» **Short task**: The records below should be written out again, exactly.

— start of Source material —

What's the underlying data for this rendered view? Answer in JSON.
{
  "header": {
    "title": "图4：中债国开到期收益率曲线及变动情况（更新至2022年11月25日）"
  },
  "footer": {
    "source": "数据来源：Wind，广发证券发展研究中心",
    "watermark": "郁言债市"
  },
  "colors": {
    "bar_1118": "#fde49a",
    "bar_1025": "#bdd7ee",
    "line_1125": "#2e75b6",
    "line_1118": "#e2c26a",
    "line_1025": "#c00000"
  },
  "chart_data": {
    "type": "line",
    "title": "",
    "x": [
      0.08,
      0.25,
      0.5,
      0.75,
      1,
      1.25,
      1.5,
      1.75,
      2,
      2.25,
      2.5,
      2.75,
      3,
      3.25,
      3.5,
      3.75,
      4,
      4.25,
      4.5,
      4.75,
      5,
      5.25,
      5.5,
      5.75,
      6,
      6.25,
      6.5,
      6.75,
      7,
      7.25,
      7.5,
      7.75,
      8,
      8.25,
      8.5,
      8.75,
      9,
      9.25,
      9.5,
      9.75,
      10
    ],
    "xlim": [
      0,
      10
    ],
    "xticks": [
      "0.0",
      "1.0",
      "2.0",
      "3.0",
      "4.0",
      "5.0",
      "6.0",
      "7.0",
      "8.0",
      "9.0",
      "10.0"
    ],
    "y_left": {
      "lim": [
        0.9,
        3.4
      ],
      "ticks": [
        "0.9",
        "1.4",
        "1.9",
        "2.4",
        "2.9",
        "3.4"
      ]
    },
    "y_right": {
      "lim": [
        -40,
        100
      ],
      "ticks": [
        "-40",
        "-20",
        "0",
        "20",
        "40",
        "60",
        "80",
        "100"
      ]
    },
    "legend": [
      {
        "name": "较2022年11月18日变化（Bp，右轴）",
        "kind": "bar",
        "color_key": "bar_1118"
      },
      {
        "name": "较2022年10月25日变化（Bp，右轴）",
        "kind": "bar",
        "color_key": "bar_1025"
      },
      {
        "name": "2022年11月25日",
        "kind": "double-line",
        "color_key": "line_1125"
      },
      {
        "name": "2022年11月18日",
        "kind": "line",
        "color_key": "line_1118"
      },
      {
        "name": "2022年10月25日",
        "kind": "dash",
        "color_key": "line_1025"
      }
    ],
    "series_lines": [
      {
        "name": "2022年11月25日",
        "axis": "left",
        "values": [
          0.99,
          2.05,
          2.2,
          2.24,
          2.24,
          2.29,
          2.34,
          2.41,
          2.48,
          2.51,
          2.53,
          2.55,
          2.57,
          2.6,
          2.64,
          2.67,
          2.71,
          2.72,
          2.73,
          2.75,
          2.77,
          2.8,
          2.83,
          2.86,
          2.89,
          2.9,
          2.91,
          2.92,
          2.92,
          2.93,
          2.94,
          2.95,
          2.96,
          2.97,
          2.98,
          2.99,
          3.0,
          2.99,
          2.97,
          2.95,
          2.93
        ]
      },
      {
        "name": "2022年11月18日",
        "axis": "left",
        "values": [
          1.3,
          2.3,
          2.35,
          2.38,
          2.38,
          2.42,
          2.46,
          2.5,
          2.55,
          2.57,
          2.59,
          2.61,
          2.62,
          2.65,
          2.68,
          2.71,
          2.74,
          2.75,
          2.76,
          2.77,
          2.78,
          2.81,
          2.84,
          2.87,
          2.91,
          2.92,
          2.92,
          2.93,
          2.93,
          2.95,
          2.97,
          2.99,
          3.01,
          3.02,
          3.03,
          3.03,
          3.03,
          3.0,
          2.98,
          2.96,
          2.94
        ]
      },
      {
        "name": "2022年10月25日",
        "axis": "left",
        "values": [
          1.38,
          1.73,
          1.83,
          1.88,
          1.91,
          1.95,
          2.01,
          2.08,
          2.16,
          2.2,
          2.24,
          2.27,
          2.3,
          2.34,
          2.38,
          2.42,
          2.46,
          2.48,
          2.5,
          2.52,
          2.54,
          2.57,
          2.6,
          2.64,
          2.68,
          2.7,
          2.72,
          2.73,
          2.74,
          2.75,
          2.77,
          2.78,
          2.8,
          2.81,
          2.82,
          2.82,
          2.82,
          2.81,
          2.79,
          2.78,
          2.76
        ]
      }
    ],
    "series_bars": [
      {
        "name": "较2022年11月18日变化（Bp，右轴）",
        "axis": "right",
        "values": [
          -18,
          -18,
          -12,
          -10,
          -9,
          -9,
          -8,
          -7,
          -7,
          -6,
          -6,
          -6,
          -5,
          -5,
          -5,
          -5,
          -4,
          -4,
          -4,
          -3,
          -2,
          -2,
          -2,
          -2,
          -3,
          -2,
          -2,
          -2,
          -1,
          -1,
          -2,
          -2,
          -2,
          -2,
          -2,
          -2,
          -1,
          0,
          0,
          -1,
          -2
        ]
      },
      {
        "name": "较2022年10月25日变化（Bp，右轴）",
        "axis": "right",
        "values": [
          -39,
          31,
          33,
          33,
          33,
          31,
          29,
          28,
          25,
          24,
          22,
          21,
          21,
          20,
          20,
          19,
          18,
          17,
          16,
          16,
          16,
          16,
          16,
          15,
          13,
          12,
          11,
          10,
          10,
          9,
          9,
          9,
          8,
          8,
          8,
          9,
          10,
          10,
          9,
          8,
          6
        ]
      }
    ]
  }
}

— end of Source material —

» **Result below**:
What's the underlying data for this rendered view? Answer in JSON.
{
  "header": {
    "title": "图4：中债国开到期收益率曲线及变动情况（更新至2022年11月25日）"
  },
  "footer": {
    "source": "数据来源：Wind，广发证券发展研究中心",
    "watermark": "郁言债市"
  },
  "colors": {
    "bar_1118": "#fde49a",
    "bar_1025": "#bdd7ee",
    "line_1125": "#2e75b6",
    "line_1118": "#e2c26a",
    "line_1025": "#c00000"
  },
  "chart_data": {
    "type": "line",
    "title": "",
    "x": [
      0.08,
      0.25,
      0.5,
      0.75,
      1,
      1.25,
      1.5,
      1.75,
      2,
      2.25,
      2.5,
      2.75,
      3,
      3.25,
      3.5,
      3.75,
      4,
      4.25,
      4.5,
      4.75,
      5,
      5.25,
      5.5,
      5.75,
      6,
      6.25,
      6.5,
      6.75,
      7,
      7.25,
      7.5,
      7.75,
      8,
      8.25,
      8.5,
      8.75,
      9,
      9.25,
      9.5,
      9.75,
      10
    ],
    "xlim": [
      0,
      10
    ],
    "xticks": [
      "0.0",
      "1.0",
      "2.0",
      "3.0",
      "4.0",
      "5.0",
      "6.0",
      "7.0",
      "8.0",
      "9.0",
      "10.0"
    ],
    "y_left": {
      "lim": [
        0.9,
        3.4
      ],
      "ticks": [
        "0.9",
        "1.4",
        "1.9",
        "2.4",
        "2.9",
        "3.4"
      ]
    },
    "y_right": {
      "lim": [
        -40,
        100
      ],
      "ticks": [
        "-40",
        "-20",
        "0",
        "20",
        "40",
        "60",
        "80",
        "100"
      ]
    },
    "legend": [
      {
        "name": "较2022年11月18日变化（Bp，右轴）",
        "kind": "bar",
        "color_key": "bar_1118"
      },
      {
        "name": "较2022年10月25日变化（Bp，右轴）",
        "kind": "bar",
        "color_key": "bar_1025"
      },
      {
        "name": "2022年11月25日",
        "kind": "double-line",
        "color_key": "line_1125"
      },
      {
        "name": "2022年11月18日",
        "kind": "line",
        "color_key": "line_1118"
      },
      {
        "name": "2022年10月25日",
        "kind": "dash",
        "color_key": "line_1025"
      }
    ],
    "series_lines": [
      {
        "name": "2022年11月25日",
        "axis": "left",
        "values": [
          0.99,
          2.05,
          2.2,
          2.24,
          2.24,
          2.29,
          2.34,
          2.41,
          2.48,
          2.51,
          2.53,
          2.55,
          2.57,
          2.6,
          2.64,
          2.67,
          2.71,
          2.72,
          2.73,
          2.75,
          2.77,
          2.8,
          2.83,
          2.86,
          2.89,
          2.9,
          2.91,
          2.92,
          2.92,
          2.93,
          2.94,
          2.95,
          2.96,
          2.97,
          2.98,
          2.99,
          3.0,
          2.99,
          2.97,
          2.95,
          2.93
        ]
      },
      {
        "name": "2022年11月18日",
        "axis": "left",
        "values": [
          1.3,
          2.3,
          2.35,
          2.38,
          2.38,
          2.42,
          2.46,
          2.5,
          2.55,
          2.57,
          2.59,
          2.61,
          2.62,
          2.65,
          2.68,
          2.71,
          2.74,
          2.75,
          2.76,
          2.77,
          2.78,
          2.81,
          2.84,
          2.87,
          2.91,
          2.92,
          2.92,
          2.93,
          2.93,
          2.95,
          2.97,
          2.99,
          3.01,
          3.02,
          3.03,
          3.03,
          3.03,
          3.0,
          2.98,
          2.96,
          2.94
        ]
      },
      {
        "name": "2022年10月25日",
        "axis": "left",
        "values": [
          1.38,
          1.73,
          1.83,
          1.88,
          1.91,
          1.95,
          2.01,
          2.08,
          2.16,
          2.2,
          2.24,
          2.27,
          2.3,
          2.34,
          2.38,
          2.42,
          2.46,
          2.48,
          2.5,
          2.52,
          2.54,
          2.57,
          2.6,
          2.64,
          2.68,
          2.7,
          2.72,
          2.73,
          2.74,
          2.75,
          2.77,
          2.78,
          2.8,
          2.81,
          2.82,
          2.82,
          2.82,
          2.81,
          2.79,
          2.78,
          2.76
        ]
      }
    ],
    "series_bars": [
      {
        "name": "较2022年11月18日变化（Bp，右轴）",
        "axis": "right",
        "values": [
          -18,
          -18,
          -12,
          -10,
          -9,
          -9,
          -8,
          -7,
          -7,
          -6,
          -6,
          -6,
          -5,
          -5,
          -5,
          -5,
          -4,
          -4,
          -4,
          -3,
          -2,
          -2,
          -2,
          -2,
          -3,
          -2,
          -2,
          -2,
          -1,
          -1,
          -2,
          -2,
          -2,
          -2,
          -2,
          -2,
          -1,
          0,
          0,
          -1,
          -2
        ]
      },
      {
        "name": "较2022年10月25日变化（Bp，右轴）",
        "axis": "right",
        "values": [
          -39,
          31,
          33,
          33,
          33,
          31,
          29,
          28,
          25,
          24,
          22,
          21,
          21,
          20,
          20,
          19,
          18,
          17,
          16,
          16,
          16,
          16,
          16,
          15,
          13,
          12,
          11,
          10,
          10,
          9,
          9,
          9,
          8,
          8,
          8,
          9,
          10,
          10,
          9,
          8,
          6
        ]
      }
    ]
  }
}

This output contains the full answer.